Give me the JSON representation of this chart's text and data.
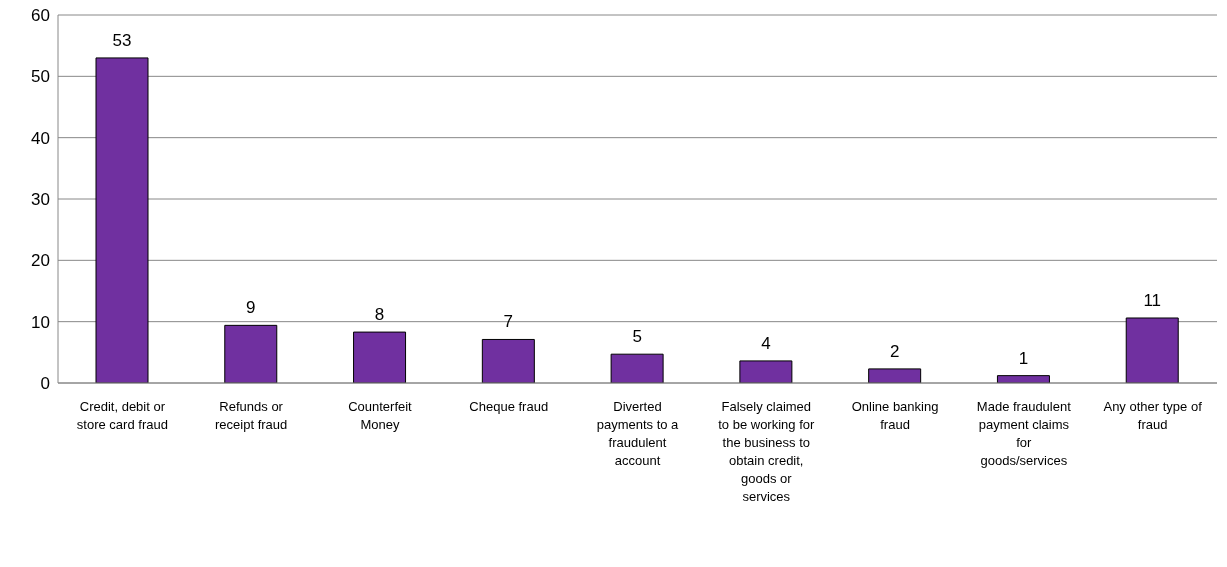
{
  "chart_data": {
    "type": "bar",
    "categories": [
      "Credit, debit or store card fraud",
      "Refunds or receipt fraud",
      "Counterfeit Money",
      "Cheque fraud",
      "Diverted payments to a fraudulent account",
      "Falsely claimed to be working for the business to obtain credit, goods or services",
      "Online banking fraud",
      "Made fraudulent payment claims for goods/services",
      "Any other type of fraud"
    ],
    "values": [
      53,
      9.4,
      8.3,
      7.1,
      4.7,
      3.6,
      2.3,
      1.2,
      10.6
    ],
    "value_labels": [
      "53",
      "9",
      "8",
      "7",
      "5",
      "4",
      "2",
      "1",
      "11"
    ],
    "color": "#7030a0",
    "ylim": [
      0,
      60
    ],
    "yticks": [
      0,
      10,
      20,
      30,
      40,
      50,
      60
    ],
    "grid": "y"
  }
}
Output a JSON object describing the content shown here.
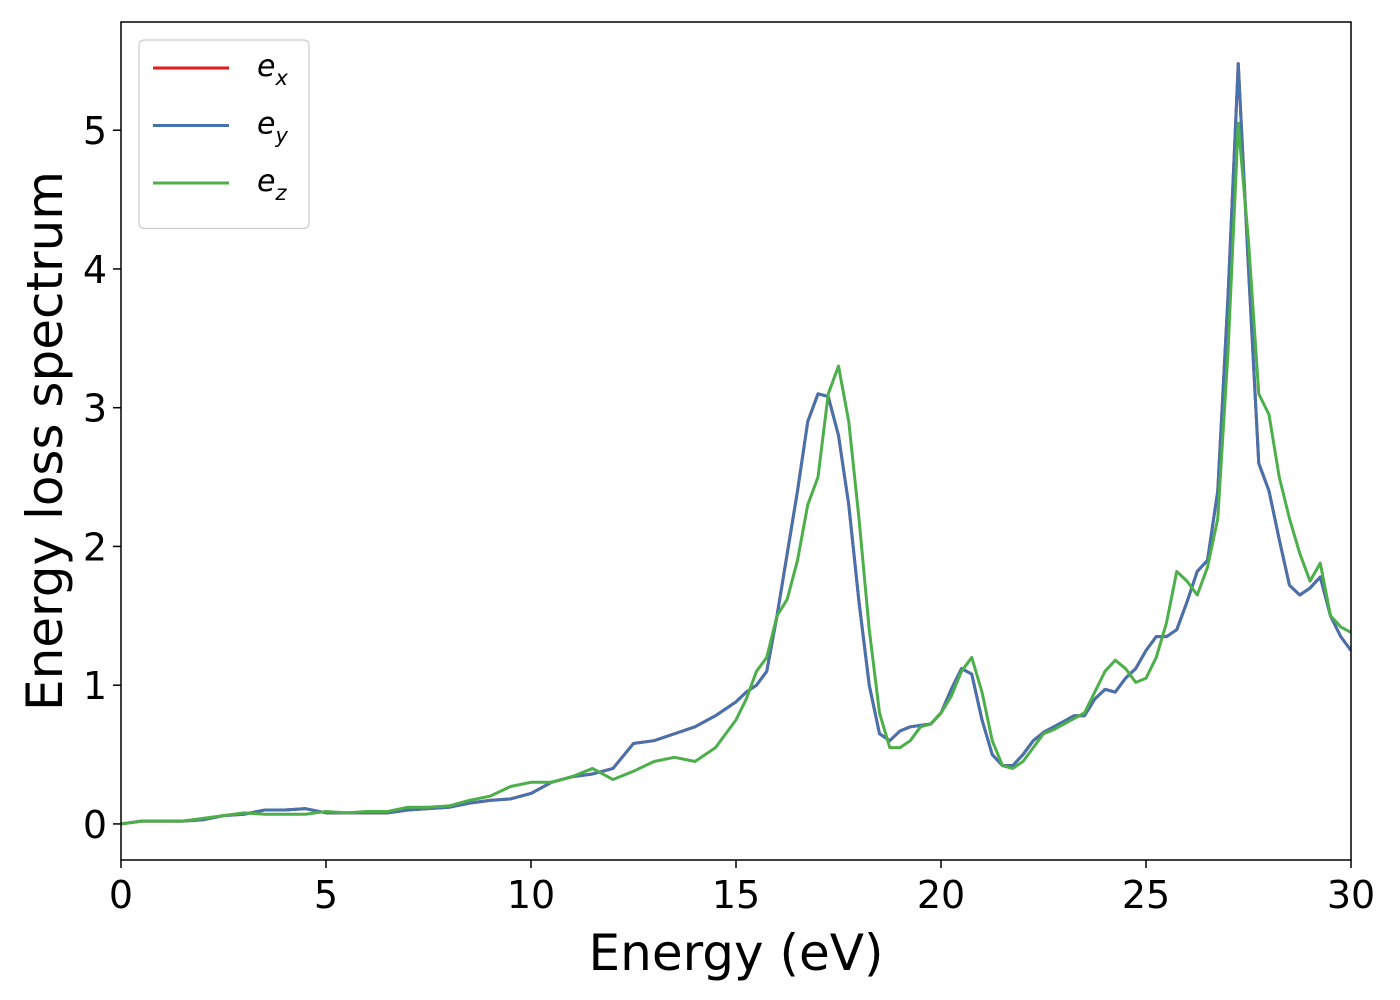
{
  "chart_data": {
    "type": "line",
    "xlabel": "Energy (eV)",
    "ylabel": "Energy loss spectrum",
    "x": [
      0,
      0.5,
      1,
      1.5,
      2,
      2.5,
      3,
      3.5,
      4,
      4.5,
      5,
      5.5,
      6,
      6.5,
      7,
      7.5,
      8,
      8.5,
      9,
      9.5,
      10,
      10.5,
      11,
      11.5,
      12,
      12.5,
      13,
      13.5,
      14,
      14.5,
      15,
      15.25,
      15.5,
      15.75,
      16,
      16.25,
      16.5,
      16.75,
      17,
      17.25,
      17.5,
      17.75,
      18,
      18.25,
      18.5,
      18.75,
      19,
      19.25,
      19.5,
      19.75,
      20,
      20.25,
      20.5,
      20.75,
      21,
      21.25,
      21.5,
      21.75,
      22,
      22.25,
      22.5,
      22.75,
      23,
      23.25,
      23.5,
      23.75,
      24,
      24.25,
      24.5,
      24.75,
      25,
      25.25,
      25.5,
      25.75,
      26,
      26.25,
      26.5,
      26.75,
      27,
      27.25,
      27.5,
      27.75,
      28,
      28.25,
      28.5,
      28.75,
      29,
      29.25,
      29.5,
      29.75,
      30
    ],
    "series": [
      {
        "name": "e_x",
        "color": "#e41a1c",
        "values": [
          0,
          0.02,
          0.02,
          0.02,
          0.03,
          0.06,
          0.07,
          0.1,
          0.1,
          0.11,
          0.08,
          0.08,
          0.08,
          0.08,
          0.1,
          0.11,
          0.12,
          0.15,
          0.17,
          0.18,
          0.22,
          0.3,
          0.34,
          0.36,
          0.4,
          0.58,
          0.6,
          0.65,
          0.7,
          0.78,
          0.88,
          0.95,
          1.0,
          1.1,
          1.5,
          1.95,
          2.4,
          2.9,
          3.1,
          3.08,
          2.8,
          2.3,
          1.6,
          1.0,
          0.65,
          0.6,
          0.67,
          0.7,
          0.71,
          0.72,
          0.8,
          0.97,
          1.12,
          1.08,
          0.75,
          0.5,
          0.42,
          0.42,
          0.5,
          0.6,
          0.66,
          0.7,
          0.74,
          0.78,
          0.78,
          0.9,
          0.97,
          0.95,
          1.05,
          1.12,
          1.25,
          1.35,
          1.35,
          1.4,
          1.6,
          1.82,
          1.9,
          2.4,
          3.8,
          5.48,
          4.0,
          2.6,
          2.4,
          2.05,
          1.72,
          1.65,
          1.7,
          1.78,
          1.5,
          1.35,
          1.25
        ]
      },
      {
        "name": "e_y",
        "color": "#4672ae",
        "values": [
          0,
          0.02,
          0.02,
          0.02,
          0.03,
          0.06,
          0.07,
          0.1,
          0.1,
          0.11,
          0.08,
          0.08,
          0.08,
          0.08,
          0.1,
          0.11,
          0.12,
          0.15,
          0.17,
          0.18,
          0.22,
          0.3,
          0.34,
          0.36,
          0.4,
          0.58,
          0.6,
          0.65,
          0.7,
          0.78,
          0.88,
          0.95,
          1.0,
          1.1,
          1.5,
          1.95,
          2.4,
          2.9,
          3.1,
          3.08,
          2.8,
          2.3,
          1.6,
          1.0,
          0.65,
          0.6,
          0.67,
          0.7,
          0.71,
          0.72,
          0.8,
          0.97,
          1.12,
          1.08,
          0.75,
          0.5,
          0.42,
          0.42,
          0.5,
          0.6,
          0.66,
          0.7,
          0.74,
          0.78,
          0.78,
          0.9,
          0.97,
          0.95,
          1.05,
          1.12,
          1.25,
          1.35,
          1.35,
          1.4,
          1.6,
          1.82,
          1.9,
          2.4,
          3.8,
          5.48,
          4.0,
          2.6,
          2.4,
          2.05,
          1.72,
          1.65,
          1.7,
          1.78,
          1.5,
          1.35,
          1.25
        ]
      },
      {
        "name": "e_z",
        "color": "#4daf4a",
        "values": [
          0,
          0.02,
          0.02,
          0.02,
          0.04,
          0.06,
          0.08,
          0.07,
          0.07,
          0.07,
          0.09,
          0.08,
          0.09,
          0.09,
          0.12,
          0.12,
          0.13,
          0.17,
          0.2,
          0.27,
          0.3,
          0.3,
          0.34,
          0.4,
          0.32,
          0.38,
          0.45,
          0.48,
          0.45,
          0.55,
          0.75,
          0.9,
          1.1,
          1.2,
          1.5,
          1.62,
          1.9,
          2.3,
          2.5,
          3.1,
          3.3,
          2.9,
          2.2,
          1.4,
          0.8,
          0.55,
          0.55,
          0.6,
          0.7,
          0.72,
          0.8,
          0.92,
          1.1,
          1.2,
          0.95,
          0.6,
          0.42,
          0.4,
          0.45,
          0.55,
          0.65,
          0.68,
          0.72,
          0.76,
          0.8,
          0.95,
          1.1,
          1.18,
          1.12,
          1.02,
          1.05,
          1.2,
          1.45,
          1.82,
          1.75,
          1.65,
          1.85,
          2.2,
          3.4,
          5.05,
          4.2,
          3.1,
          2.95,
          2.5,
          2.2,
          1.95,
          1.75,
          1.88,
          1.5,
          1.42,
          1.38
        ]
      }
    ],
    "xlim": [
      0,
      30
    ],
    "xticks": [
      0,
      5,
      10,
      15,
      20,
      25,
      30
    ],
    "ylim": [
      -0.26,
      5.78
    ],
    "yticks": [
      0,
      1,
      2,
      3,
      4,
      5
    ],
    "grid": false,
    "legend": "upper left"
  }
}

────────────────────

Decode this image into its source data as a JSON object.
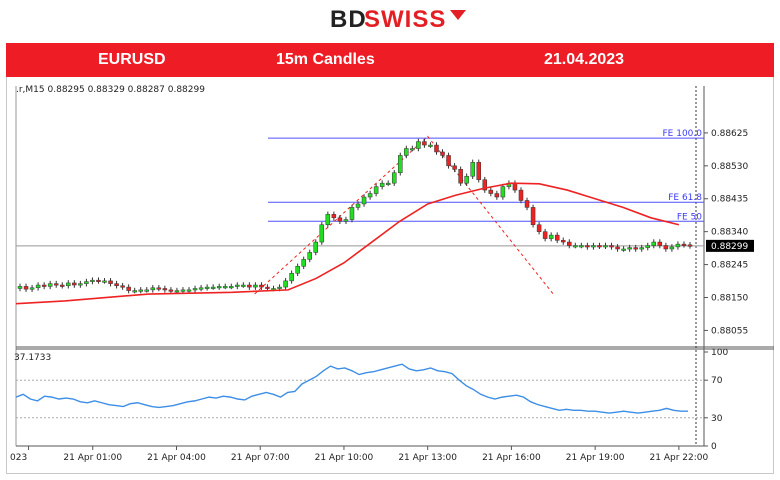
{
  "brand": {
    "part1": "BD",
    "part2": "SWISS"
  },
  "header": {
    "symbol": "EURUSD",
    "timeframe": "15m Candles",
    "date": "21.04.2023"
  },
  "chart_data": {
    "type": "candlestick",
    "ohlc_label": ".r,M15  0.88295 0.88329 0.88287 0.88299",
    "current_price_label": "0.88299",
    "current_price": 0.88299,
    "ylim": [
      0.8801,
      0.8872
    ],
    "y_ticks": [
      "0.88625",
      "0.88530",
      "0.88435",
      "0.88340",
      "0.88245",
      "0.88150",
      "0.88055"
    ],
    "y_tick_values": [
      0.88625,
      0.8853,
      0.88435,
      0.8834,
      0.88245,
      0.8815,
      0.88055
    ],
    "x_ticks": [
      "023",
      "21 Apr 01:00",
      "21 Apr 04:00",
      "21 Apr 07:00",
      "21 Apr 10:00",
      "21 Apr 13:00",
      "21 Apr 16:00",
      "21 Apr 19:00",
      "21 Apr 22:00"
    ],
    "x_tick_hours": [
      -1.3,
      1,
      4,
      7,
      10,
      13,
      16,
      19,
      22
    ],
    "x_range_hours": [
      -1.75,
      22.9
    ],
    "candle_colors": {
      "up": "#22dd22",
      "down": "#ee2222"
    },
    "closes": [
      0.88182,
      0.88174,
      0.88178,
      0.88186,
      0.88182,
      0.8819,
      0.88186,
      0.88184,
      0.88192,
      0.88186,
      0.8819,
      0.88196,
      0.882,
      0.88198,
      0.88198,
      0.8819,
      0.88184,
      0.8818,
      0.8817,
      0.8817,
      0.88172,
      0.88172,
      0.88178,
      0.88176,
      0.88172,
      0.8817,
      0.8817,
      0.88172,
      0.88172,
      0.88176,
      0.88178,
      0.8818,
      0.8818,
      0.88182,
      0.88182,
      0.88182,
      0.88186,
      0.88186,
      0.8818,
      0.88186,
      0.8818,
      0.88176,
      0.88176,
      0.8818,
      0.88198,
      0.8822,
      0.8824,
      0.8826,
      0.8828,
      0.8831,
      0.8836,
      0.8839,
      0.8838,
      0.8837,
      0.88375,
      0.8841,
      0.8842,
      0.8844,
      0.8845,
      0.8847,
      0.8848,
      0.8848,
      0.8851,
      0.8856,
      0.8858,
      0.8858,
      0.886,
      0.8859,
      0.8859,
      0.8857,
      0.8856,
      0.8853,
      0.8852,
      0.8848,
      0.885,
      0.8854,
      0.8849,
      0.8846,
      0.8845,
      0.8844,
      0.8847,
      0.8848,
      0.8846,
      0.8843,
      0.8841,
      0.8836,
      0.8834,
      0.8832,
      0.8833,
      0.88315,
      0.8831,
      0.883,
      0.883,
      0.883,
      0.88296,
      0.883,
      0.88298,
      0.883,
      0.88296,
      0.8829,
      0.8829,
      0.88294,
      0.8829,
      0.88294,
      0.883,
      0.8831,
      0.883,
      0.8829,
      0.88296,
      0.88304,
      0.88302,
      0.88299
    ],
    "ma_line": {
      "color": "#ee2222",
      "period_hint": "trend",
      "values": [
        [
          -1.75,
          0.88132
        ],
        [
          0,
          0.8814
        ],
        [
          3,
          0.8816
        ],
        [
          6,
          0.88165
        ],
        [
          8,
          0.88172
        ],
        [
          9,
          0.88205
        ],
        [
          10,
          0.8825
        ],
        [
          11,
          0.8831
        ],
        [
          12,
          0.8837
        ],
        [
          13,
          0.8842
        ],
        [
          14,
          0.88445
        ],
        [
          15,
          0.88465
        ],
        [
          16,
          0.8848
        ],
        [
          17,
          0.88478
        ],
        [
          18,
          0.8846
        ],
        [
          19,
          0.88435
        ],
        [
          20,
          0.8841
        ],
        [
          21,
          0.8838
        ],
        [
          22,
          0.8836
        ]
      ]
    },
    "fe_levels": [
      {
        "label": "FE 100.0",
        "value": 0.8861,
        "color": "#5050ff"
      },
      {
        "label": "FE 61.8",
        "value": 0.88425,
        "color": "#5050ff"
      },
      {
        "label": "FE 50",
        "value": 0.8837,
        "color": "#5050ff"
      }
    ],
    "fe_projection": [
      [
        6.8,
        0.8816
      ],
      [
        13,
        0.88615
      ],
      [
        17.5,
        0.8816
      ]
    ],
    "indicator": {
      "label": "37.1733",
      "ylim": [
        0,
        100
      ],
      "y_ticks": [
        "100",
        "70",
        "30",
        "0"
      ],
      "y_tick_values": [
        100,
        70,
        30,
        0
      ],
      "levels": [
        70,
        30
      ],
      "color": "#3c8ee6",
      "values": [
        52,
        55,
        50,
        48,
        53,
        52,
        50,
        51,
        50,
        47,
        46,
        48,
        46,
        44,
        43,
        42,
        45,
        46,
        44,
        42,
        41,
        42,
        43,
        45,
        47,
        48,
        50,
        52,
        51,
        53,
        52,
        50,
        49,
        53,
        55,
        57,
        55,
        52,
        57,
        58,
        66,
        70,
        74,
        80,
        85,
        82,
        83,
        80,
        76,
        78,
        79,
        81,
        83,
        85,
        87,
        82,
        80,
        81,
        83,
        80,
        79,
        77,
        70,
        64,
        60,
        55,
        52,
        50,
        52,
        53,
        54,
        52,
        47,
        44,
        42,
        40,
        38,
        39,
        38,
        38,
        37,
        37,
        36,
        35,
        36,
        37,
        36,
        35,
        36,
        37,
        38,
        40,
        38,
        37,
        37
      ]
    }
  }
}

────────────────────

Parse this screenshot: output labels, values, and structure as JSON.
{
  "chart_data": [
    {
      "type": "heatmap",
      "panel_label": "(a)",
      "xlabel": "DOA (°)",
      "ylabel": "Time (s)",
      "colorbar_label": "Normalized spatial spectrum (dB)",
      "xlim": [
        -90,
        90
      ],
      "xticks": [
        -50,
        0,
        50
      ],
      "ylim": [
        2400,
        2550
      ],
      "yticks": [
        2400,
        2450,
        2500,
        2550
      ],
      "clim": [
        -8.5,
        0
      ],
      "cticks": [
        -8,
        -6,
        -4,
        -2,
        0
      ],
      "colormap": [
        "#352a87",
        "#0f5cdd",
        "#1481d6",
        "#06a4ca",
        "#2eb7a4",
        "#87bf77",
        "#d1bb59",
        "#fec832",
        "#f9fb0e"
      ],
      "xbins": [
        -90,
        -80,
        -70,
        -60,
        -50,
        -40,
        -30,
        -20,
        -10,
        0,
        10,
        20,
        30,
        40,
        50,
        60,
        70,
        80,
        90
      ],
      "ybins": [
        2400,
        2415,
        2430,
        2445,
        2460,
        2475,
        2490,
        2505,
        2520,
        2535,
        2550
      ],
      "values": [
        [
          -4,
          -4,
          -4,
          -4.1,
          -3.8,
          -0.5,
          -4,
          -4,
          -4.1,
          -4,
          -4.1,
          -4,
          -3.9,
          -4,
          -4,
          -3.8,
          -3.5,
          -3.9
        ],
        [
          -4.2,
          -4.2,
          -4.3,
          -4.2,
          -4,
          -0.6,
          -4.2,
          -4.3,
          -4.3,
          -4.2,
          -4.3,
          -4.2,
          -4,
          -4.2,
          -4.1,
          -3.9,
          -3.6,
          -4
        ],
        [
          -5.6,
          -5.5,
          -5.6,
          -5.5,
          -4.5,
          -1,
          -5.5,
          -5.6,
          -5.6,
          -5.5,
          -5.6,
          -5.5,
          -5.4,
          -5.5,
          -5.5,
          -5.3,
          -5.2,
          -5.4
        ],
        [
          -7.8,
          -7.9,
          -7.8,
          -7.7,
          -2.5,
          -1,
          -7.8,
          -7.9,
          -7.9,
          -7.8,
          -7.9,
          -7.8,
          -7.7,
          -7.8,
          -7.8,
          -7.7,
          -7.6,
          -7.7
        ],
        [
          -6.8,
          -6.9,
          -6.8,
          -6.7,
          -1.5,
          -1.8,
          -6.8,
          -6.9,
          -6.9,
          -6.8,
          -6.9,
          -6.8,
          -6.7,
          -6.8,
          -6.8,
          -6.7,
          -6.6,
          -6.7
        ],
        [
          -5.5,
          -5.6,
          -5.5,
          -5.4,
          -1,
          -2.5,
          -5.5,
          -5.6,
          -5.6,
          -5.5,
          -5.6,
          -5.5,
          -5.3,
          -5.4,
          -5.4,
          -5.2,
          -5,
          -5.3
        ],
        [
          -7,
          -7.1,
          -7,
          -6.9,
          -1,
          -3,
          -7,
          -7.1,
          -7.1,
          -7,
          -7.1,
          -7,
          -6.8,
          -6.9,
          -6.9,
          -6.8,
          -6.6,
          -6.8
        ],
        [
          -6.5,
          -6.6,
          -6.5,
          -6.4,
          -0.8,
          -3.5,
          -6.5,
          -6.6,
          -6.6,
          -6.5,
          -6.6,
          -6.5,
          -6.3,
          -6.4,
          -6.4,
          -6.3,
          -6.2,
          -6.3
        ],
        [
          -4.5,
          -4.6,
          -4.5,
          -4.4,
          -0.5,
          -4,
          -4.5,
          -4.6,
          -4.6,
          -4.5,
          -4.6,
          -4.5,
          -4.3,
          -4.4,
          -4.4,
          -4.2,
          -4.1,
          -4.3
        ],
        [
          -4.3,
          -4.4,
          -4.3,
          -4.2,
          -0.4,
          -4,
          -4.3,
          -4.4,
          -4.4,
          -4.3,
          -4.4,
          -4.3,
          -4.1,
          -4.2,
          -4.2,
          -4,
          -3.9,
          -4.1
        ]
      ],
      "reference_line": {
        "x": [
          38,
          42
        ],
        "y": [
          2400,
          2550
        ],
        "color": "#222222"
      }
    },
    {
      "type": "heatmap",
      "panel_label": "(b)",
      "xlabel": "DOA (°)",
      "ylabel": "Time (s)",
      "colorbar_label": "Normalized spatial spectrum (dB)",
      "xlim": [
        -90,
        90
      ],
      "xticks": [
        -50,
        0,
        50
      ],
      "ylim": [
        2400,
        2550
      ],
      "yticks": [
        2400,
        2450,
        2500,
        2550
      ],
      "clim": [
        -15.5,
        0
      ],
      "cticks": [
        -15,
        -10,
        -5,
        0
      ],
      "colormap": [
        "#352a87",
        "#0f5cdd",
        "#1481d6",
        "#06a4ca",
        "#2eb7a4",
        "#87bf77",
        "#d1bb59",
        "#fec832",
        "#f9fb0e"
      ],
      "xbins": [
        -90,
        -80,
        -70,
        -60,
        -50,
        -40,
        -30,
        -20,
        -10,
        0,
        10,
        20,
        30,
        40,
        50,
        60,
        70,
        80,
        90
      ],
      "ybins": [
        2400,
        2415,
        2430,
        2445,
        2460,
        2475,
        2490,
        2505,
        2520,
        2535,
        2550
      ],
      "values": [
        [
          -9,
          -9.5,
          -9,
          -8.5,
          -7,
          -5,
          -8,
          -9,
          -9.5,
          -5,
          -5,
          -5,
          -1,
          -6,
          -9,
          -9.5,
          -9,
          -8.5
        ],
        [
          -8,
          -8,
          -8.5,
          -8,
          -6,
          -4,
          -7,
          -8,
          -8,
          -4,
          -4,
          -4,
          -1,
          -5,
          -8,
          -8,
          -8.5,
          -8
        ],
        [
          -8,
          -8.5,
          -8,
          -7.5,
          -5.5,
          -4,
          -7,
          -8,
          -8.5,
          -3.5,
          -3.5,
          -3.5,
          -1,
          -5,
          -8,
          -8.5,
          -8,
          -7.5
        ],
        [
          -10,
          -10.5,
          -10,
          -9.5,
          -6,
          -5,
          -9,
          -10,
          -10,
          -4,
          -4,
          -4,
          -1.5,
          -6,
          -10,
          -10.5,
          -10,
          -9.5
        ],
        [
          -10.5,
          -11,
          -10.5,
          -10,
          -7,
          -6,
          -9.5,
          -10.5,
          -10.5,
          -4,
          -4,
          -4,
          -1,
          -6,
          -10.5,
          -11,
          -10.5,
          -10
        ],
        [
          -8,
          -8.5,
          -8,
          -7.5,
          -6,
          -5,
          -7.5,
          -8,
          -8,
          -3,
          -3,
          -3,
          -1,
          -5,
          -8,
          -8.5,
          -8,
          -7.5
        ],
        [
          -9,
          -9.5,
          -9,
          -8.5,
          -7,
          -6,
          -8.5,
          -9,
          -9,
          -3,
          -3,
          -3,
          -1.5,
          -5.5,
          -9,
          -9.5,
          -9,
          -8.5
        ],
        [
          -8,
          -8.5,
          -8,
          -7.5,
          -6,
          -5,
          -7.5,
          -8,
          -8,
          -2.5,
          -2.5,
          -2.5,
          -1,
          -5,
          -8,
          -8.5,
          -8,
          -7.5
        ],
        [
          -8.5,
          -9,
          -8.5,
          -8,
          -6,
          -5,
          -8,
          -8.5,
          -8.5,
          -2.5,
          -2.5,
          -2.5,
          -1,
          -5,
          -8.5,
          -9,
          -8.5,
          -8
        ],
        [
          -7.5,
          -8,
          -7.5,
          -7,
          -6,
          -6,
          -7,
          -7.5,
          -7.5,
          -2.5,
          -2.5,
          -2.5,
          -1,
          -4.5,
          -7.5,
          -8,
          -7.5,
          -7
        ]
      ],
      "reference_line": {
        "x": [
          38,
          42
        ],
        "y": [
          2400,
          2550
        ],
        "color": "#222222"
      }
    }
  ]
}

────────────────────

#### EXERCISE INSTRUCTIONS:
Going through the lines above one by one, tally those with the word "fraudulent" and give only the total.

#### FINAL RESULT:
2